--- YOUR OBJECTIVE ---
In the data that follows, find the line containing "Transcribe the text in this document."; then quote that line and every line after it, exactly, through the last one.

--- DATA PROVIDED ---
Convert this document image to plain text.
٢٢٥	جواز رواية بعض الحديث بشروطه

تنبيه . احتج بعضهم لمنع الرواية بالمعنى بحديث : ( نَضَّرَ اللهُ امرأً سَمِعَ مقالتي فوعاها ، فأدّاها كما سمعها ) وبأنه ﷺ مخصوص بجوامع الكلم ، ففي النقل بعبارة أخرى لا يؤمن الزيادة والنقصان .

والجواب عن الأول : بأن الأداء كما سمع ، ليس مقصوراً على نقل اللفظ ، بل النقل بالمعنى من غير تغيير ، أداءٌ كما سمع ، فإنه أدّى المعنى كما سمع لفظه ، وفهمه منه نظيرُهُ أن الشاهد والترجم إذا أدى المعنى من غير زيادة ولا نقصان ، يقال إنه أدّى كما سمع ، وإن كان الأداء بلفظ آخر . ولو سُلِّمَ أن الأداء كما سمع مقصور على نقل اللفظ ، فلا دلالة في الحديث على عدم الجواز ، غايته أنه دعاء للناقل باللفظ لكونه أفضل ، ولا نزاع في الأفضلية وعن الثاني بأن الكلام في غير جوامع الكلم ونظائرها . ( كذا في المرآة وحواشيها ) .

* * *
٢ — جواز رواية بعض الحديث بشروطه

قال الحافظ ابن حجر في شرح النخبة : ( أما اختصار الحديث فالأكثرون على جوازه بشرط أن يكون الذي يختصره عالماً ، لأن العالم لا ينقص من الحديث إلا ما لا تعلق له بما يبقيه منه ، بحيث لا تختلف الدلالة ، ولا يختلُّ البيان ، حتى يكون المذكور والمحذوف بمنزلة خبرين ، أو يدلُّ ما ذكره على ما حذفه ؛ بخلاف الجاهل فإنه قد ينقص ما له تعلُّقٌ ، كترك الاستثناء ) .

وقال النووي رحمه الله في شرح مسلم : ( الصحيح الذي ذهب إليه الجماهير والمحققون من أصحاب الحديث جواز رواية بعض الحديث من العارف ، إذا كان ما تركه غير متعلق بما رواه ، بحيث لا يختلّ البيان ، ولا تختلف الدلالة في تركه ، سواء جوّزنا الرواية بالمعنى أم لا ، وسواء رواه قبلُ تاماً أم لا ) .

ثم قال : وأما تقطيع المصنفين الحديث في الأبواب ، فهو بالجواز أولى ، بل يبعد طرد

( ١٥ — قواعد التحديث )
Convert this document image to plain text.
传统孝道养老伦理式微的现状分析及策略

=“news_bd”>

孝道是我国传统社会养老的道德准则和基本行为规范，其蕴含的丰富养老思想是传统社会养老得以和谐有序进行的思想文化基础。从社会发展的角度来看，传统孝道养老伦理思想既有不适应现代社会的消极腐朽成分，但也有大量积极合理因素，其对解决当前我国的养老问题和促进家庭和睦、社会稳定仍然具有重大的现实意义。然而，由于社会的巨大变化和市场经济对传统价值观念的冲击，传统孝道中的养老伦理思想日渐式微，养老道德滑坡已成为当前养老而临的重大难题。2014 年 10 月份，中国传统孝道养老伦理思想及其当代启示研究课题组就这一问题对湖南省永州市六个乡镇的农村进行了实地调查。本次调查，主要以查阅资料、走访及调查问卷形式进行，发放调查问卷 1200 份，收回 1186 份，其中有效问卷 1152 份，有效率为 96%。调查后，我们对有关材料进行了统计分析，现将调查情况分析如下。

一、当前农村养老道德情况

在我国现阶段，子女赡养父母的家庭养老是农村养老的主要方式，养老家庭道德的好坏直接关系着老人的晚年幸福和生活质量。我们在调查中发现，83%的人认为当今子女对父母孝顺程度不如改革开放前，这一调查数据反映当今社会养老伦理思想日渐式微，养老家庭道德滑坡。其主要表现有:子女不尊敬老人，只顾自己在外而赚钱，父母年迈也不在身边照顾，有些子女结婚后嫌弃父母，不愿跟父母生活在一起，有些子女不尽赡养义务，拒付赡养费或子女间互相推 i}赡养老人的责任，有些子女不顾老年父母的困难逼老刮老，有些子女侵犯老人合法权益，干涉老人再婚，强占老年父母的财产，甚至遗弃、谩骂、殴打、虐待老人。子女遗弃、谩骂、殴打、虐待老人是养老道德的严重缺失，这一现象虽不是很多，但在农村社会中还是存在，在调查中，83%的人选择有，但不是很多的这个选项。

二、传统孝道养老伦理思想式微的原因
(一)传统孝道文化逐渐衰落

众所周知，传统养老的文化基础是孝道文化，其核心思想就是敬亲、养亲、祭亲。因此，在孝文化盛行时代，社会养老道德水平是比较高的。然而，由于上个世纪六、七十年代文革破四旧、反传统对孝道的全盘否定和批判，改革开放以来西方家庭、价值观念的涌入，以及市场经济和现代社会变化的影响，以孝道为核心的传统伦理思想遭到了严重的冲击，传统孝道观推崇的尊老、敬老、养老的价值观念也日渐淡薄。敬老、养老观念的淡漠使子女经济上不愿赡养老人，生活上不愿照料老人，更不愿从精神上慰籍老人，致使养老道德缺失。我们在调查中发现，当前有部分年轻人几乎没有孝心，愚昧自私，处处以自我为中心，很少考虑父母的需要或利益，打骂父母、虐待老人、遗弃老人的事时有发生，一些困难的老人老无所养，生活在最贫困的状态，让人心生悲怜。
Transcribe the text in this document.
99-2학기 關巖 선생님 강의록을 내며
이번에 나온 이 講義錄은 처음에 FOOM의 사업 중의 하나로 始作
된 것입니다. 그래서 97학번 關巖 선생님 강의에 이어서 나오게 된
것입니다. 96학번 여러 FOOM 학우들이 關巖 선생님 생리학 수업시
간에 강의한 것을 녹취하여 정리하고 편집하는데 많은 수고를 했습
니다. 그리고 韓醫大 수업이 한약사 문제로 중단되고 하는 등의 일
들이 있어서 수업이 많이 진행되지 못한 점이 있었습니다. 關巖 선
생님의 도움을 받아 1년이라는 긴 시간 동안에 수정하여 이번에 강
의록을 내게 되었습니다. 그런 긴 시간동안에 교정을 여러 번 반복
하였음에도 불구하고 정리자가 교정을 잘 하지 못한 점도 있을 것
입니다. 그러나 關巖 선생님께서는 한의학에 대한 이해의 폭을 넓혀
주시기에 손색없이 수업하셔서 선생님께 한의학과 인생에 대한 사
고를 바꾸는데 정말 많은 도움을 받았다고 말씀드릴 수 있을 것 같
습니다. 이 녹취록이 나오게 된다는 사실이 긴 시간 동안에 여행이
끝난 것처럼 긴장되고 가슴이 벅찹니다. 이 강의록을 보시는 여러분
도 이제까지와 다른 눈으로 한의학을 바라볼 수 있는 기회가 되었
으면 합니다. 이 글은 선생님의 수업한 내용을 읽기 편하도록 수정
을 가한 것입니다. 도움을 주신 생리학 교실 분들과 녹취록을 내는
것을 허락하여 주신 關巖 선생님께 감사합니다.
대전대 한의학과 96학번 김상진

--- WORKED SOLUTION ---
Transcribe the text in this document.
99-2학기 關巖 선생님 강의록을 내며
이번에 나온 이 講義錄은 처음에 FOOM의 사업 중의 하나로 始作
된 것입니다. 그래서 97학번 關巖 선생님 강의에 이어서 나오게 된
것입니다. 96학번 여러 FOOM 학우들이 關巖 선생님 생리학 수업시
간에 강의한 것을 녹취하여 정리하고 편집하는데 많은 수고를 했습
니다. 그리고 韓醫大 수업이 한약사 문제로 중단되고 하는 등의 일
들이 있어서 수업이 많이 진행되지 못한 점이 있었습니다. 關巖 선
생님의 도움을 받아 1년이라는 긴 시간 동안에 수정하여 이번에 강
의록을 내게 되었습니다. 그런 긴 시간동안에 교정을 여러 번 반복
하였음에도 불구하고 정리자가 교정을 잘 하지 못한 점도 있을 것
입니다. 그러나 關巖 선생님께서는 한의학에 대한 이해의 폭을 넓혀
주시기에 손색없이 수업하셔서 선생님께 한의학과 인생에 대한 사
고를 바꾸는데 정말 많은 도움을 받았다고 말씀드릴 수 있을 것 같
습니다. 이 녹취록이 나오게 된다는 사실이 긴 시간 동안에 여행이
끝난 것처럼 긴장되고 가슴이 벅찹니다. 이 강의록을 보시는 여러분
도 이제까지와 다른 눈으로 한의학을 바라볼 수 있는 기회가 되었
으면 합니다. 이 글은 선생님의 수업한 내용을 읽기 편하도록 수정
을 가한 것입니다. 도움을 주신 생리학 교실 분들과 녹취록을 내는
것을 허락하여 주신 關巖 선생님께 감사합니다.
대전대 한의학과 96학번 김상진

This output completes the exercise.